• What needs to be done: Check each line of the records below for the string "true", then state how many lines contain it, with no other output.

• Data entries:
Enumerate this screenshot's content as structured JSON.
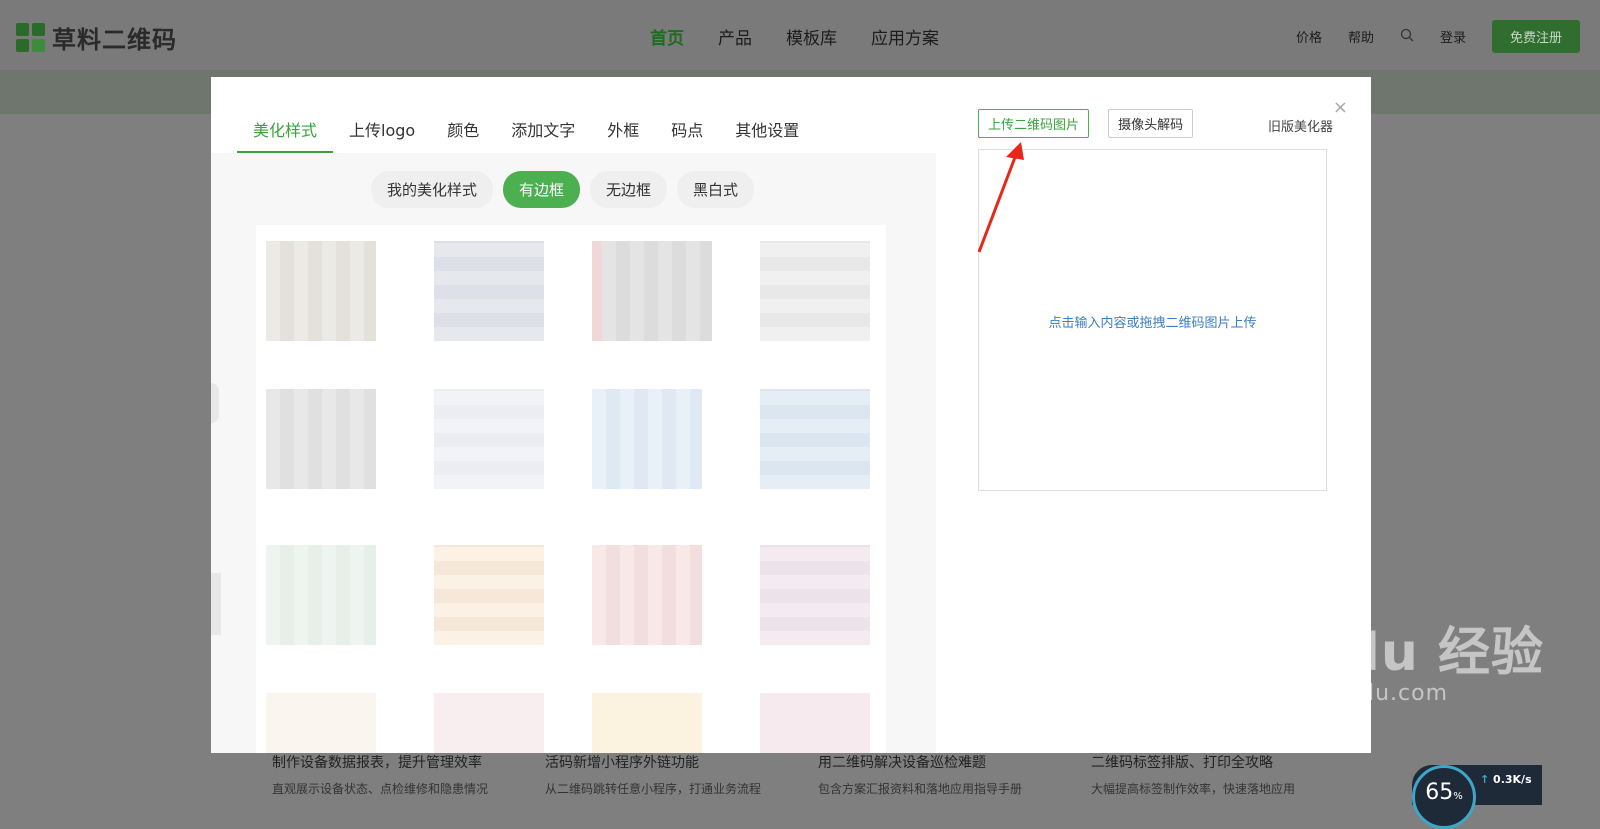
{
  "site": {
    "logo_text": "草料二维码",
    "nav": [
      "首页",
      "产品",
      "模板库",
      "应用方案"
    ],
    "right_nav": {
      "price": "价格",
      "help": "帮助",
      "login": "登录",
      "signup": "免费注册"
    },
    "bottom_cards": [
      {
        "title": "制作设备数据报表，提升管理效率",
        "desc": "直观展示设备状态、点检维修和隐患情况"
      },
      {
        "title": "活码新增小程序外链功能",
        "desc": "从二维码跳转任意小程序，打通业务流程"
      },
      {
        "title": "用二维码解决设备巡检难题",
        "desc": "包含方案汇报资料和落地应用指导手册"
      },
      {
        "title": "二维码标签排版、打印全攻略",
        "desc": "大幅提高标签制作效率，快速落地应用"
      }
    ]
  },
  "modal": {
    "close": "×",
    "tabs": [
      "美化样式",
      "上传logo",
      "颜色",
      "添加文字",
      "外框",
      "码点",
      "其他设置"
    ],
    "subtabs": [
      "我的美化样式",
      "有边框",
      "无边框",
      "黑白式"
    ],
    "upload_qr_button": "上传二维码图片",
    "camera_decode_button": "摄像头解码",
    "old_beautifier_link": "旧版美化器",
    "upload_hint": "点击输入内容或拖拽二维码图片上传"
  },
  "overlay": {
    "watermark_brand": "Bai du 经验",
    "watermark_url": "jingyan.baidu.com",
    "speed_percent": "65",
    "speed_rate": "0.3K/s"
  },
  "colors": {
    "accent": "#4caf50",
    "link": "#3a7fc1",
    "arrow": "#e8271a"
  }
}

==

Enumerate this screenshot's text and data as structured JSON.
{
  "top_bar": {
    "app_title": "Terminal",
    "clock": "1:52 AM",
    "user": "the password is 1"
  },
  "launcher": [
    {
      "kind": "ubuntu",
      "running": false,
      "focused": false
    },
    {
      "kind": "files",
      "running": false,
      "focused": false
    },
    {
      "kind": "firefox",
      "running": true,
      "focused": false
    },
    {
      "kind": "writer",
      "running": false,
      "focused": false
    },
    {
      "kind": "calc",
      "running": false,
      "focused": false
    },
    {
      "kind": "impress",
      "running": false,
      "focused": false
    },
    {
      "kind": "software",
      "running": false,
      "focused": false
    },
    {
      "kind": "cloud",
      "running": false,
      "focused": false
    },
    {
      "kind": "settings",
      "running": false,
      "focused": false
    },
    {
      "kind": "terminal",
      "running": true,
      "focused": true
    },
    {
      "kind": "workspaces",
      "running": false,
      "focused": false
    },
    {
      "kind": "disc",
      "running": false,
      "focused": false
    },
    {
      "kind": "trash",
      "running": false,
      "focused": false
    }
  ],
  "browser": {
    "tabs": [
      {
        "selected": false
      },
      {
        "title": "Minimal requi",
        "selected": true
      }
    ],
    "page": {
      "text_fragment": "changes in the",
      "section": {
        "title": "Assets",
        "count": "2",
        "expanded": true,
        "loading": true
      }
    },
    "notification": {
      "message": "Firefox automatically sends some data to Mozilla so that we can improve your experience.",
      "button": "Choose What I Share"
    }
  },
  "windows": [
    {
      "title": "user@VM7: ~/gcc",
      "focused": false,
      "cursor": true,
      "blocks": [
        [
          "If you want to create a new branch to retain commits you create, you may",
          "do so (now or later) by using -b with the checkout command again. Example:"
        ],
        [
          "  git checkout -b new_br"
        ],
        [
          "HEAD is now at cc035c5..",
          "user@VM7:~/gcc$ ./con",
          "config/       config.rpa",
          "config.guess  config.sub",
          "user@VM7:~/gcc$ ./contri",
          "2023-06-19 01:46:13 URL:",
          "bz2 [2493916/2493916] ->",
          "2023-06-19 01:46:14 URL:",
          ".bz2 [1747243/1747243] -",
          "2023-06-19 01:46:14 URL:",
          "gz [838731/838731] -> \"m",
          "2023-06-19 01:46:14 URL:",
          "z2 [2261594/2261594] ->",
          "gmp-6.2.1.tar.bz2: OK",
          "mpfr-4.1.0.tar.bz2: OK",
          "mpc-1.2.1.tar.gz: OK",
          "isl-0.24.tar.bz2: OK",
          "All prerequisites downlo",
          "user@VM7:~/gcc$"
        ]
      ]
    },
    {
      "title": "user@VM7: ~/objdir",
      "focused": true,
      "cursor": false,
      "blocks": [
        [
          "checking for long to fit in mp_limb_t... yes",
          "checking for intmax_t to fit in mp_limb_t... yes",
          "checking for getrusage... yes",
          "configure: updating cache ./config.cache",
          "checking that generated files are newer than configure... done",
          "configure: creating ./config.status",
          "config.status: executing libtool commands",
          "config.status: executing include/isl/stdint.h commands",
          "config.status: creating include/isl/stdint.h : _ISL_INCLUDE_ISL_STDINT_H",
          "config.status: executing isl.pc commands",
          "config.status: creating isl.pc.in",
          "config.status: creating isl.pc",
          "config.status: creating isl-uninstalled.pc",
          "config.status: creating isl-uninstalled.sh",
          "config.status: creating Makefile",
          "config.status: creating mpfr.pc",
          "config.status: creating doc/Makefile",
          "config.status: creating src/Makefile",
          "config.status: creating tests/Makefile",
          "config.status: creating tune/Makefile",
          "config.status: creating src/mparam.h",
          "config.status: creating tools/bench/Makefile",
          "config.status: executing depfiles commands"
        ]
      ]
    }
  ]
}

• Correct output: 8